Dataset items
────────────────
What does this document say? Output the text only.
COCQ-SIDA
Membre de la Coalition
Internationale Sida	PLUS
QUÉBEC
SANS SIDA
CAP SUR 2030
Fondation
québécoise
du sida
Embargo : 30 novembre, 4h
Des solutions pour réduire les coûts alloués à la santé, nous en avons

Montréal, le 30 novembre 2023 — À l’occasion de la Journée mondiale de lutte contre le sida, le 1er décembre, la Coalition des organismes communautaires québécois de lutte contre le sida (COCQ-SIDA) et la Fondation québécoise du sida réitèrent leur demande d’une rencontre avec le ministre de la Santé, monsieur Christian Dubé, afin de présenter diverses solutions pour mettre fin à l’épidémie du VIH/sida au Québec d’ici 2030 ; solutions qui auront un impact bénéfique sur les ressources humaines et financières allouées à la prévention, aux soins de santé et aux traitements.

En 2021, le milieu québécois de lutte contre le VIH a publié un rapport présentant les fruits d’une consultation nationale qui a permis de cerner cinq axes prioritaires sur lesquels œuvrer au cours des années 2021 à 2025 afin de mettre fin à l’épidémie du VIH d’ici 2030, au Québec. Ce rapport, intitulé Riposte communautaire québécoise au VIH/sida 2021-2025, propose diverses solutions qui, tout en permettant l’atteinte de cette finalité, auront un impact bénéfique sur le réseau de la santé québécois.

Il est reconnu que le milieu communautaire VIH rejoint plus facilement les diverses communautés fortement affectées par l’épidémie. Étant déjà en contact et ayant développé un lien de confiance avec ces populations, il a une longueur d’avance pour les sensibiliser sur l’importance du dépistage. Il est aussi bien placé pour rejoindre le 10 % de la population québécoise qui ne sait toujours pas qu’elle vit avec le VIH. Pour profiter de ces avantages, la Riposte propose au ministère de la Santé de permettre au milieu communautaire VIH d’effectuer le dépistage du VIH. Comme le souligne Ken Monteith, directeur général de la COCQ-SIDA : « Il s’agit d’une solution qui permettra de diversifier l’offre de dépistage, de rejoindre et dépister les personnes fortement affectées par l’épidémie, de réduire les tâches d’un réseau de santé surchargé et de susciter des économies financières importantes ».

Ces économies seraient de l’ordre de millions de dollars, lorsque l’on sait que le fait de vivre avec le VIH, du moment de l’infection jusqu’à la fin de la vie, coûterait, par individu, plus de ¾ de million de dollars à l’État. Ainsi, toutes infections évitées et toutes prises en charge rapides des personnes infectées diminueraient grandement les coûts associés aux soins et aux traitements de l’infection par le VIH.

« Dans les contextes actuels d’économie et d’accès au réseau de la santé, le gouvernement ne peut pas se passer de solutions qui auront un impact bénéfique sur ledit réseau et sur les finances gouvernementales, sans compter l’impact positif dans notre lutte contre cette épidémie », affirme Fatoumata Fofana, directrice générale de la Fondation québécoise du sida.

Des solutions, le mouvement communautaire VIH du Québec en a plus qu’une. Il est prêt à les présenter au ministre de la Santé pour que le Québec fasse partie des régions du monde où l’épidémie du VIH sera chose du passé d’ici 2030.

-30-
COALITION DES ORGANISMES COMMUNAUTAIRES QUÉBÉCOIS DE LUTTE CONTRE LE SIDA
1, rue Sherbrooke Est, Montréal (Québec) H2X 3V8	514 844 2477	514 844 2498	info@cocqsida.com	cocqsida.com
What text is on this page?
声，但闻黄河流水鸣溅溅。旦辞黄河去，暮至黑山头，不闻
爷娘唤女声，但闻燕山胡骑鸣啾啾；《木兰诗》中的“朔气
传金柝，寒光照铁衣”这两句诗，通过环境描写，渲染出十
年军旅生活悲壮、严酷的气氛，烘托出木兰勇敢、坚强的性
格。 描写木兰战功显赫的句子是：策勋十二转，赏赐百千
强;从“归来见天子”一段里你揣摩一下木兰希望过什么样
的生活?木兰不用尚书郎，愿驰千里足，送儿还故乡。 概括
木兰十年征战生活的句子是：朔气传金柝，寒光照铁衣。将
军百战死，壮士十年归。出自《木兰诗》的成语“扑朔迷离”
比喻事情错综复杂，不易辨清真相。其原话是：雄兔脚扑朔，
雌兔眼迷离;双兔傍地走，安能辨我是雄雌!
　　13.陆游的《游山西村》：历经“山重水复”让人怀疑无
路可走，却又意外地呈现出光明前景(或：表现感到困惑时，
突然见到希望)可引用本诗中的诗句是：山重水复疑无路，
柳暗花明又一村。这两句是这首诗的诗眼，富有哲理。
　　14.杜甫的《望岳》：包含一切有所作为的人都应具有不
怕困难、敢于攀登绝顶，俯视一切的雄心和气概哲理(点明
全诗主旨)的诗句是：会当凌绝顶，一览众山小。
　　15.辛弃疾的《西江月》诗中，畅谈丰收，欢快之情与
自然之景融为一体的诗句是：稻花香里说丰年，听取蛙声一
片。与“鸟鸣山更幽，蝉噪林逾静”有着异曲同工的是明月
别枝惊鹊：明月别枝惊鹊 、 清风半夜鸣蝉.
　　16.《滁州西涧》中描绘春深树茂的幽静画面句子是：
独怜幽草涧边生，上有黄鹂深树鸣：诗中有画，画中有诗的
────────────────
**What you should do**:
Lines holding the word "寒光照铁衣" should be counted across the entries; state only how many there are.

**The completed task**:
2